>> Begin
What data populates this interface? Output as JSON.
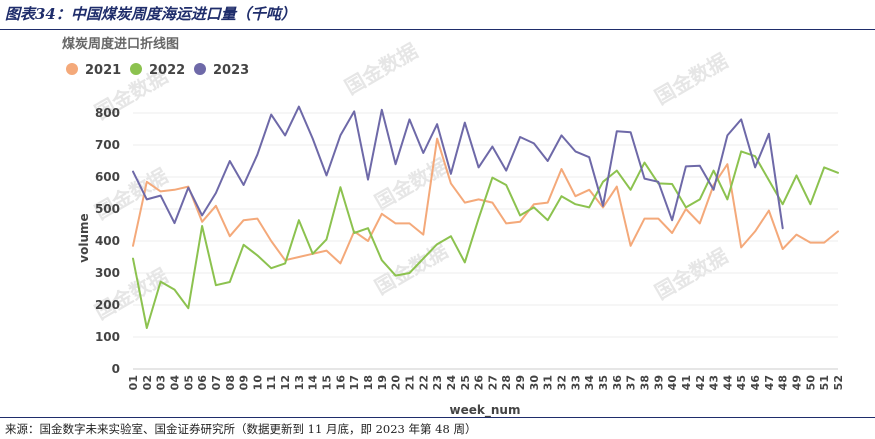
{
  "figure_title": "图表34：中国煤炭周度海运进口量（千吨）",
  "source": "来源：国金数字未来实验室、国金证券研究所（数据更新到 11 月底，即 2023 年第 48 周）",
  "watermark": "国金数据",
  "colors": {
    "2021": "#f4a97a",
    "2022": "#8cc24f",
    "2023": "#6e69a8",
    "figure_title": "#1f2d6b",
    "chart_title": "#666666",
    "grid": "#ececec"
  },
  "chart_data": {
    "type": "line",
    "title": "煤炭周度进口折线图",
    "xlabel": "week_num",
    "ylabel": "volume",
    "ylim": [
      0,
      850
    ],
    "yticks": [
      0,
      100,
      200,
      300,
      400,
      500,
      600,
      700,
      800
    ],
    "grid": "horizontal",
    "legend": "top-left",
    "categories": [
      "01",
      "02",
      "03",
      "04",
      "05",
      "06",
      "07",
      "08",
      "09",
      "10",
      "11",
      "12",
      "13",
      "14",
      "15",
      "16",
      "17",
      "18",
      "19",
      "20",
      "21",
      "22",
      "23",
      "24",
      "25",
      "26",
      "27",
      "28",
      "29",
      "30",
      "31",
      "32",
      "33",
      "34",
      "35",
      "36",
      "37",
      "38",
      "39",
      "40",
      "41",
      "42",
      "43",
      "44",
      "45",
      "46",
      "47",
      "48",
      "49",
      "50",
      "51",
      "52"
    ],
    "x_tick_labels": [
      "01",
      "02",
      "03",
      "04",
      "05",
      "06",
      "07",
      "08",
      "09",
      "10",
      "11",
      "12",
      "13",
      "14",
      "15",
      "16",
      "17",
      "18",
      "19",
      "20",
      "21",
      "22",
      "23",
      "24",
      "25",
      "26",
      "27",
      "28",
      "29",
      "30",
      "31",
      "32",
      "33",
      "34",
      "35",
      "36",
      "37",
      "38",
      "39",
      "40",
      "41",
      "42",
      "43",
      "44",
      "45",
      "46",
      "47",
      "48",
      "49",
      "50",
      "51",
      "52"
    ],
    "series": [
      {
        "name": "2021",
        "color": "#f4a97a",
        "values": [
          385,
          585,
          555,
          560,
          570,
          460,
          510,
          415,
          465,
          470,
          400,
          340,
          350,
          360,
          370,
          330,
          430,
          400,
          485,
          455,
          455,
          420,
          720,
          580,
          520,
          530,
          520,
          455,
          460,
          515,
          520,
          625,
          540,
          560,
          505,
          570,
          385,
          470,
          470,
          425,
          500,
          455,
          575,
          640,
          380,
          430,
          495,
          375,
          420,
          395,
          395,
          430
        ]
      },
      {
        "name": "2022",
        "color": "#8cc24f",
        "values": [
          345,
          128,
          273,
          248,
          190,
          447,
          262,
          272,
          388,
          355,
          315,
          330,
          465,
          360,
          405,
          568,
          425,
          440,
          340,
          292,
          300,
          345,
          390,
          415,
          333,
          470,
          598,
          575,
          480,
          505,
          465,
          540,
          515,
          505,
          585,
          620,
          560,
          645,
          580,
          578,
          505,
          530,
          620,
          530,
          680,
          665,
          590,
          515,
          605,
          515,
          630,
          613
        ]
      },
      {
        "name": "2023",
        "color": "#6e69a8",
        "values": [
          617,
          530,
          542,
          456,
          567,
          480,
          550,
          650,
          575,
          670,
          795,
          730,
          820,
          720,
          605,
          730,
          805,
          592,
          810,
          640,
          780,
          675,
          765,
          610,
          770,
          630,
          695,
          620,
          725,
          705,
          650,
          730,
          680,
          662,
          510,
          743,
          740,
          595,
          585,
          465,
          633,
          635,
          560,
          730,
          780,
          630,
          735,
          440,
          null,
          null,
          null,
          null
        ]
      }
    ]
  }
}
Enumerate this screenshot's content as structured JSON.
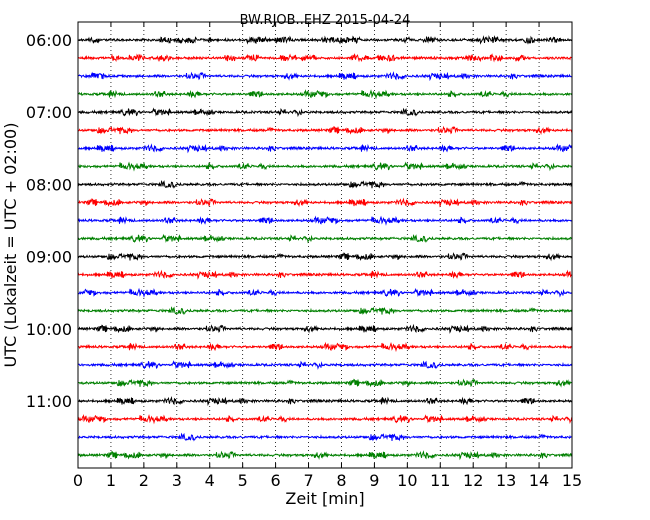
{
  "chart_data": {
    "type": "line",
    "title": "BW.RJOB..EHZ 2015-04-24",
    "xlabel": "Zeit  [min]",
    "ylabel": "UTC (Lokalzeit = UTC + 02:00)",
    "xlim": [
      0,
      15
    ],
    "x_ticks": [
      0,
      1,
      2,
      3,
      4,
      5,
      6,
      7,
      8,
      9,
      10,
      11,
      12,
      13,
      14,
      15
    ],
    "x_tick_labels": [
      "0",
      "1",
      "2",
      "3",
      "4",
      "5",
      "6",
      "7",
      "8",
      "9",
      "10",
      "11",
      "12",
      "13",
      "14",
      "15"
    ],
    "y_ticks": [
      {
        "label": "06:00",
        "value": "06:00"
      },
      {
        "label": "07:00",
        "value": "07:00"
      },
      {
        "label": "08:00",
        "value": "08:00"
      },
      {
        "label": "09:00",
        "value": "09:00"
      },
      {
        "label": "10:00",
        "value": "10:00"
      },
      {
        "label": "11:00",
        "value": "11:00"
      }
    ],
    "x_grid": "dotted vertical lines at each minute",
    "trace_colors": [
      "#000000",
      "#ff0000",
      "#0000ff",
      "#008000"
    ],
    "series": [
      {
        "start": "06:00"
      },
      {
        "start": "06:15"
      },
      {
        "start": "06:30"
      },
      {
        "start": "06:45"
      },
      {
        "start": "07:00"
      },
      {
        "start": "07:15"
      },
      {
        "start": "07:30"
      },
      {
        "start": "07:45"
      },
      {
        "start": "08:00"
      },
      {
        "start": "08:15"
      },
      {
        "start": "08:30"
      },
      {
        "start": "08:45"
      },
      {
        "start": "09:00"
      },
      {
        "start": "09:15"
      },
      {
        "start": "09:30"
      },
      {
        "start": "09:45"
      },
      {
        "start": "10:00"
      },
      {
        "start": "10:15"
      },
      {
        "start": "10:30"
      },
      {
        "start": "10:45"
      },
      {
        "start": "11:00"
      },
      {
        "start": "11:15"
      },
      {
        "start": "11:30"
      },
      {
        "start": "11:45"
      }
    ]
  }
}
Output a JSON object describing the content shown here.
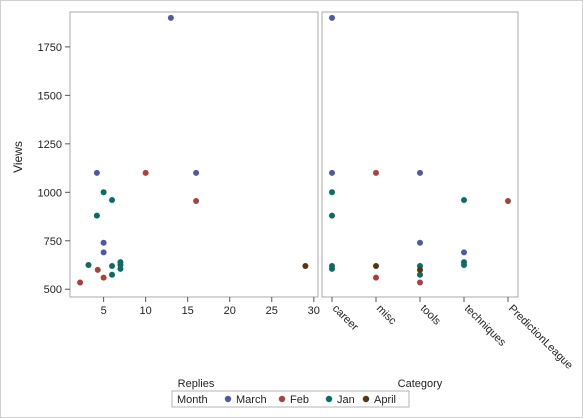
{
  "chart_data": [
    {
      "type": "scatter",
      "xlabel": "Replies",
      "ylabel": "Views",
      "xlim": [
        1,
        30.5
      ],
      "ylim": [
        460,
        1930
      ],
      "xticks": [
        5,
        10,
        15,
        20,
        25,
        30
      ],
      "yticks": [
        500,
        750,
        1000,
        1250,
        1500,
        1750
      ],
      "grid": false,
      "series": [
        {
          "name": "March",
          "points": [
            [
              13,
              1900
            ],
            [
              4.2,
              1100
            ],
            [
              16,
              1100
            ],
            [
              5,
              740
            ],
            [
              5,
              690
            ]
          ]
        },
        {
          "name": "Feb",
          "points": [
            [
              10,
              1100
            ],
            [
              16,
              955
            ],
            [
              4.3,
              600
            ],
            [
              2.2,
              535
            ],
            [
              5,
              560
            ]
          ]
        },
        {
          "name": "Jan",
          "points": [
            [
              5,
              1000
            ],
            [
              6,
              960
            ],
            [
              4.2,
              880
            ],
            [
              3.2,
              625
            ],
            [
              6,
              620
            ],
            [
              7,
              640
            ],
            [
              7,
              625
            ],
            [
              7,
              605
            ],
            [
              6,
              575
            ]
          ]
        },
        {
          "name": "April",
          "points": [
            [
              29,
              620
            ]
          ]
        }
      ]
    },
    {
      "type": "scatter",
      "xlabel": "Category",
      "ylabel": "",
      "categories": [
        "career",
        "misc",
        "tools",
        "techniques",
        "PredictionLeague"
      ],
      "ylim": [
        460,
        1930
      ],
      "grid": false,
      "series": [
        {
          "name": "March",
          "points": [
            [
              "career",
              1900
            ],
            [
              "career",
              1100
            ],
            [
              "tools",
              1100
            ],
            [
              "tools",
              740
            ],
            [
              "techniques",
              690
            ]
          ]
        },
        {
          "name": "Feb",
          "points": [
            [
              "misc",
              1100
            ],
            [
              "misc",
              560
            ],
            [
              "tools",
              535
            ],
            [
              "PredictionLeague",
              955
            ]
          ]
        },
        {
          "name": "Jan",
          "points": [
            [
              "career",
              1000
            ],
            [
              "career",
              880
            ],
            [
              "career",
              620
            ],
            [
              "career",
              605
            ],
            [
              "tools",
              620
            ],
            [
              "tools",
              575
            ],
            [
              "techniques",
              960
            ],
            [
              "techniques",
              640
            ],
            [
              "techniques",
              625
            ]
          ]
        },
        {
          "name": "April",
          "points": [
            [
              "misc",
              620
            ],
            [
              "tools",
              600
            ]
          ]
        }
      ]
    }
  ],
  "legend": {
    "title": "Month",
    "placement": "bottom",
    "items": [
      {
        "label": "March",
        "color": "#4a5aa6"
      },
      {
        "label": "Feb",
        "color": "#a9413c"
      },
      {
        "label": "Jan",
        "color": "#0b6b66"
      },
      {
        "label": "April",
        "color": "#5a3510"
      }
    ]
  },
  "colors": {
    "March": "#4a5aa6",
    "Feb": "#a9413c",
    "Jan": "#0b6b66",
    "April": "#5a3510",
    "frame": "#c8c8c8",
    "panel_border": "#a9a9a9"
  }
}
>> End
__THE PROBLEM__
Tally up the lines holding the word "PredictionLeague" in the data above, and answer with that figure only.

__RESPONSE TO THE TASK__
2